### Data supplied

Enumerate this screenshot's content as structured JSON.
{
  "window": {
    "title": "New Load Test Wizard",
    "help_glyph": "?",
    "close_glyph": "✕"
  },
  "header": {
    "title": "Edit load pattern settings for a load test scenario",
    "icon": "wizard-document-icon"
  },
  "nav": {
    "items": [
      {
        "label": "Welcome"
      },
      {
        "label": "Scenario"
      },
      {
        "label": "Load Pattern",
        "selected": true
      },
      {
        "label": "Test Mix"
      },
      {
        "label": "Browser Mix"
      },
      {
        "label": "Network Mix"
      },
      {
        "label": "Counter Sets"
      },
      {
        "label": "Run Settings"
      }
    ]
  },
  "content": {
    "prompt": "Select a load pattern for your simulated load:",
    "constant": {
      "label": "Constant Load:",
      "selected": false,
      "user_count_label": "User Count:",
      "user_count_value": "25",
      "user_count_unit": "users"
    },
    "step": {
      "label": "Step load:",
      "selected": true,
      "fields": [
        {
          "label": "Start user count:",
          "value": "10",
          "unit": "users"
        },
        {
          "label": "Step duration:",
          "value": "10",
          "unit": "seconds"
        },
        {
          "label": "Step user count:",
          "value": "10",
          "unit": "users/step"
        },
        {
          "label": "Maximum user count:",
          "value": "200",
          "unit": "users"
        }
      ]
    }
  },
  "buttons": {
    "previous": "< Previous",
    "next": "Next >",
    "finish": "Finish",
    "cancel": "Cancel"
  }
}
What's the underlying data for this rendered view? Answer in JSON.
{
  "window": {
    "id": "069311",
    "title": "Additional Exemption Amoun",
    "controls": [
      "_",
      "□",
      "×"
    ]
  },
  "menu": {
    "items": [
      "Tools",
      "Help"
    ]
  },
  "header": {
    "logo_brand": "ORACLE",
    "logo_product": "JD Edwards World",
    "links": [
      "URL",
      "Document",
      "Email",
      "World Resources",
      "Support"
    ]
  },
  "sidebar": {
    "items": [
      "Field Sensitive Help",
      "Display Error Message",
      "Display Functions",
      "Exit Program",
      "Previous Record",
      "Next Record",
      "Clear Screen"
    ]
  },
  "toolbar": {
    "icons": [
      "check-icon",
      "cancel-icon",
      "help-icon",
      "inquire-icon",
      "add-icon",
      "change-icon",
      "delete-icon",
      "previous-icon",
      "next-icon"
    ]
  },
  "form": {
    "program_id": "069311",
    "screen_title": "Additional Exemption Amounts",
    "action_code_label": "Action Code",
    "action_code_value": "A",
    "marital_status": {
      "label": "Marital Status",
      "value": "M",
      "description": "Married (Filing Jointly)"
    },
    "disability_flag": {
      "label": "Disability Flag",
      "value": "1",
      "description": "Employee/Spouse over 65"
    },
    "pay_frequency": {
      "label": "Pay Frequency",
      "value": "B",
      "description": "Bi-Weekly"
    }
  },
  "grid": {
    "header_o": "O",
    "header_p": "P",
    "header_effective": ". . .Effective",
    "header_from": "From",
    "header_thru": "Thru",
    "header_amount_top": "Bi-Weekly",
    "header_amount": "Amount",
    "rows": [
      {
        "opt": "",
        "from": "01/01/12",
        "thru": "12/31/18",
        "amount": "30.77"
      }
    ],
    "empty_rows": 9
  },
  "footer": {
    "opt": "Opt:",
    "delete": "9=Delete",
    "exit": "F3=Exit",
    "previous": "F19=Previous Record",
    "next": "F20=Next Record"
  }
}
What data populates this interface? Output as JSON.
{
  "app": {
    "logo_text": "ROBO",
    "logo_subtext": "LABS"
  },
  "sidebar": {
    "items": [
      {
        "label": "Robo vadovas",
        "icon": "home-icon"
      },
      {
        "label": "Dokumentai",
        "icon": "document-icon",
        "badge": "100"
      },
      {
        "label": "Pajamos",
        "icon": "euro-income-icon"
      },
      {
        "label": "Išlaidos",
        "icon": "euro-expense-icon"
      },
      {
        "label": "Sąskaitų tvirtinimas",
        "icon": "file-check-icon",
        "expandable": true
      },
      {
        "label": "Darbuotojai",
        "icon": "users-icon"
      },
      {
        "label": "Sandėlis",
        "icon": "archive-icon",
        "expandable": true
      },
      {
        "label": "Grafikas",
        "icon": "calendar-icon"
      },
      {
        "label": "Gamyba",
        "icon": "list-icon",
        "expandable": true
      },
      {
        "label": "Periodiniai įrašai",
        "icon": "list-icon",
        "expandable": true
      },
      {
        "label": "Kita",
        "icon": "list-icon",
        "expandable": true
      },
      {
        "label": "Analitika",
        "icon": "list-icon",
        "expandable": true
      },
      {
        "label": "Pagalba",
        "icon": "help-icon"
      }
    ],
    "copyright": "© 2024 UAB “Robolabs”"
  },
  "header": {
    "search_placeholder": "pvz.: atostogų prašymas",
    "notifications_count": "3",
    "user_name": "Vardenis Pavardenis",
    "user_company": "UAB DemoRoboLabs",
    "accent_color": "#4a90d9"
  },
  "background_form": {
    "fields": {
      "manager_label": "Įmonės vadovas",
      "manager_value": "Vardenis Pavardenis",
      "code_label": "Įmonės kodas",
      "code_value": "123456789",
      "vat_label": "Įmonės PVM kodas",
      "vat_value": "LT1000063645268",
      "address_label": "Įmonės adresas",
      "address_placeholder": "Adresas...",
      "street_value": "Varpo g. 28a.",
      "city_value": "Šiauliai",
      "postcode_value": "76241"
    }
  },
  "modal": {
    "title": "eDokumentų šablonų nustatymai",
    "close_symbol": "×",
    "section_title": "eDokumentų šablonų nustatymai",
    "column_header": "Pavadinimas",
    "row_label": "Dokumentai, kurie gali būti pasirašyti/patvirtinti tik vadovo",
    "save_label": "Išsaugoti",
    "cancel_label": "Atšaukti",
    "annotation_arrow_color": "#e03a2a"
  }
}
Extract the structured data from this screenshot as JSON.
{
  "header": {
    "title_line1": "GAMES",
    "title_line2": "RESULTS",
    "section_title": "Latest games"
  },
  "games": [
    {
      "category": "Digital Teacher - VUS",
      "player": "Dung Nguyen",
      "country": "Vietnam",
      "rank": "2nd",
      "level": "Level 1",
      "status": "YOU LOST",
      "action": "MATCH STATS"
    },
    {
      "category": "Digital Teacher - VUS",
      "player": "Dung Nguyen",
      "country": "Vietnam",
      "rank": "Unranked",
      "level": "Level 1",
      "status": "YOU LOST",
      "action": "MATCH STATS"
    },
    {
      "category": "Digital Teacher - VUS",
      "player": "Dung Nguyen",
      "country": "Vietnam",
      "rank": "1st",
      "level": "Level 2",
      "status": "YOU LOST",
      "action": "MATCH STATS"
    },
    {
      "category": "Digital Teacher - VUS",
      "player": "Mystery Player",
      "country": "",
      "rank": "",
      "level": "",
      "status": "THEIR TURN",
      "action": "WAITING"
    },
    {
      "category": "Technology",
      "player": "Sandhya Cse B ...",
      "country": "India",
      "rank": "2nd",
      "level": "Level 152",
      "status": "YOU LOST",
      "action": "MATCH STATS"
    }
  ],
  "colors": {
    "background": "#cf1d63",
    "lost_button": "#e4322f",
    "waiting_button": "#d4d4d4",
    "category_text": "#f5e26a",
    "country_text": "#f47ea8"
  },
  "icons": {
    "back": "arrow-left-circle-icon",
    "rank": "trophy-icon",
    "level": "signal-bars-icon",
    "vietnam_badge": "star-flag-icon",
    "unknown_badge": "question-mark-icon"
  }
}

######

Problem requirements: Copy out all the entries shown above, character for character.

Written response:
Enumerate this screenshot's content as structured JSON.
{
  "window": {
    "title": "New Load Test Wizard",
    "help_glyph": "?",
    "close_glyph": "✕"
  },
  "header": {
    "title": "Edit load pattern settings for a load test scenario",
    "icon": "wizard-document-icon"
  },
  "nav": {
    "items": [
      {
        "label": "Welcome"
      },
      {
        "label": "Scenario"
      },
      {
        "label": "Load Pattern",
        "selected": true
      },
      {
        "label": "Test Mix"
      },
      {
        "label": "Browser Mix"
      },
      {
        "label": "Network Mix"
      },
      {
        "label": "Counter Sets"
      },
      {
        "label": "Run Settings"
      }
    ]
  },
  "content": {
    "prompt": "Select a load pattern for your simulated load:",
    "constant": {
      "label": "Constant Load:",
      "selected": false,
      "user_count_label": "User Count:",
      "user_count_value": "25",
      "user_count_unit": "users"
    },
    "step": {
      "label": "Step load:",
      "selected": true,
      "fields": [
        {
          "label": "Start user count:",
          "value": "10",
          "unit": "users"
        },
        {
          "label": "Step duration:",
          "value": "10",
          "unit": "seconds"
        },
        {
          "label": "Step user count:",
          "value": "10",
          "unit": "users/step"
        },
        {
          "label": "Maximum user count:",
          "value": "200",
          "unit": "users"
        }
      ]
    }
  },
  "buttons": {
    "previous": "< Previous",
    "next": "Next >",
    "finish": "Finish",
    "cancel": "Cancel"
  }
}
What's the underlying data for this rendered view? Answer in JSON.
{
  "window": {
    "id": "069311",
    "title": "Additional Exemption Amoun",
    "controls": [
      "_",
      "□",
      "×"
    ]
  },
  "menu": {
    "items": [
      "Tools",
      "Help"
    ]
  },
  "header": {
    "logo_brand": "ORACLE",
    "logo_product": "JD Edwards World",
    "links": [
      "URL",
      "Document",
      "Email",
      "World Resources",
      "Support"
    ]
  },
  "sidebar": {
    "items": [
      "Field Sensitive Help",
      "Display Error Message",
      "Display Functions",
      "Exit Program",
      "Previous Record",
      "Next Record",
      "Clear Screen"
    ]
  },
  "toolbar": {
    "icons": [
      "check-icon",
      "cancel-icon",
      "help-icon",
      "inquire-icon",
      "add-icon",
      "change-icon",
      "delete-icon",
      "previous-icon",
      "next-icon"
    ]
  },
  "form": {
    "program_id": "069311",
    "screen_title": "Additional Exemption Amounts",
    "action_code_label": "Action Code",
    "action_code_value": "A",
    "marital_status": {
      "label": "Marital Status",
      "value": "M",
      "description": "Married (Filing Jointly)"
    },
    "disability_flag": {
      "label": "Disability Flag",
      "value": "1",
      "description": "Employee/Spouse over 65"
    },
    "pay_frequency": {
      "label": "Pay Frequency",
      "value": "B",
      "description": "Bi-Weekly"
    }
  },
  "grid": {
    "header_o": "O",
    "header_p": "P",
    "header_effective": ". . .Effective",
    "header_from": "From",
    "header_thru": "Thru",
    "header_amount_top": "Bi-Weekly",
    "header_amount": "Amount",
    "rows": [
      {
        "opt": "",
        "from": "01/01/12",
        "thru": "12/31/18",
        "amount": "30.77"
      }
    ],
    "empty_rows": 9
  },
  "footer": {
    "opt": "Opt:",
    "delete": "9=Delete",
    "exit": "F3=Exit",
    "previous": "F19=Previous Record",
    "next": "F20=Next Record"
  }
}
What data populates this interface? Output as JSON.
{
  "app": {
    "logo_text": "ROBO",
    "logo_subtext": "LABS"
  },
  "sidebar": {
    "items": [
      {
        "label": "Robo vadovas",
        "icon": "home-icon"
      },
      {
        "label": "Dokumentai",
        "icon": "document-icon",
        "badge": "100"
      },
      {
        "label": "Pajamos",
        "icon": "euro-income-icon"
      },
      {
        "label": "Išlaidos",
        "icon": "euro-expense-icon"
      },
      {
        "label": "Sąskaitų tvirtinimas",
        "icon": "file-check-icon",
        "expandable": true
      },
      {
        "label": "Darbuotojai",
        "icon": "users-icon"
      },
      {
        "label": "Sandėlis",
        "icon": "archive-icon",
        "expandable": true
      },
      {
        "label": "Grafikas",
        "icon": "calendar-icon"
      },
      {
        "label": "Gamyba",
        "icon": "list-icon",
        "expandable": true
      },
      {
        "label": "Periodiniai įrašai",
        "icon": "list-icon",
        "expandable": true
      },
      {
        "label": "Kita",
        "icon": "list-icon",
        "expandable": true
      },
      {
        "label": "Analitika",
        "icon": "list-icon",
        "expandable": true
      },
      {
        "label": "Pagalba",
        "icon": "help-icon"
      }
    ],
    "copyright": "© 2024 UAB “Robolabs”"
  },
  "header": {
    "search_placeholder": "pvz.: atostogų prašymas",
    "notifications_count": "3",
    "user_name": "Vardenis Pavardenis",
    "user_company": "UAB DemoRoboLabs",
    "accent_color": "#4a90d9"
  },
  "background_form": {
    "fields": {
      "manager_label": "Įmonės vadovas",
      "manager_value": "Vardenis Pavardenis",
      "code_label": "Įmonės kodas",
      "code_value": "123456789",
      "vat_label": "Įmonės PVM kodas",
      "vat_value": "LT1000063645268",
      "address_label": "Įmonės adresas",
      "address_placeholder": "Adresas...",
      "street_value": "Varpo g. 28a.",
      "city_value": "Šiauliai",
      "postcode_value": "76241"
    }
  },
  "modal": {
    "title": "eDokumentų šablonų nustatymai",
    "close_symbol": "×",
    "section_title": "eDokumentų šablonų nustatymai",
    "column_header": "Pavadinimas",
    "row_label": "Dokumentai, kurie gali būti pasirašyti/patvirtinti tik vadovo",
    "save_label": "Išsaugoti",
    "cancel_label": "Atšaukti",
    "annotation_arrow_color": "#e03a2a"
  }
}
Extract the structured data from this screenshot as JSON.
{
  "header": {
    "title_line1": "GAMES",
    "title_line2": "RESULTS",
    "section_title": "Latest games"
  },
  "games": [
    {
      "category": "Digital Teacher - VUS",
      "player": "Dung Nguyen",
      "country": "Vietnam",
      "rank": "2nd",
      "level": "Level 1",
      "status": "YOU LOST",
      "action": "MATCH STATS"
    },
    {
      "category": "Digital Teacher - VUS",
      "player": "Dung Nguyen",
      "country": "Vietnam",
      "rank": "Unranked",
      "level": "Level 1",
      "status": "YOU LOST",
      "action": "MATCH STATS"
    },
    {
      "category": "Digital Teacher - VUS",
      "player": "Dung Nguyen",
      "country": "Vietnam",
      "rank": "1st",
      "level": "Level 2",
      "status": "YOU LOST",
      "action": "MATCH STATS"
    },
    {
      "category": "Digital Teacher - VUS",
      "player": "Mystery Player",
      "country": "",
      "rank": "",
      "level": "",
      "status": "THEIR TURN",
      "action": "WAITING"
    },
    {
      "category": "Technology",
      "player": "Sandhya Cse B ...",
      "country": "India",
      "rank": "2nd",
      "level": "Level 152",
      "status": "YOU LOST",
      "action": "MATCH STATS"
    }
  ],
  "colors": {
    "background": "#cf1d63",
    "lost_button": "#e4322f",
    "waiting_button": "#d4d4d4",
    "category_text": "#f5e26a",
    "country_text": "#f47ea8"
  },
  "icons": {
    "back": "arrow-left-circle-icon",
    "rank": "trophy-icon",
    "level": "signal-bars-icon",
    "vietnam_badge": "star-flag-icon",
    "unknown_badge": "question-mark-icon"
  }
}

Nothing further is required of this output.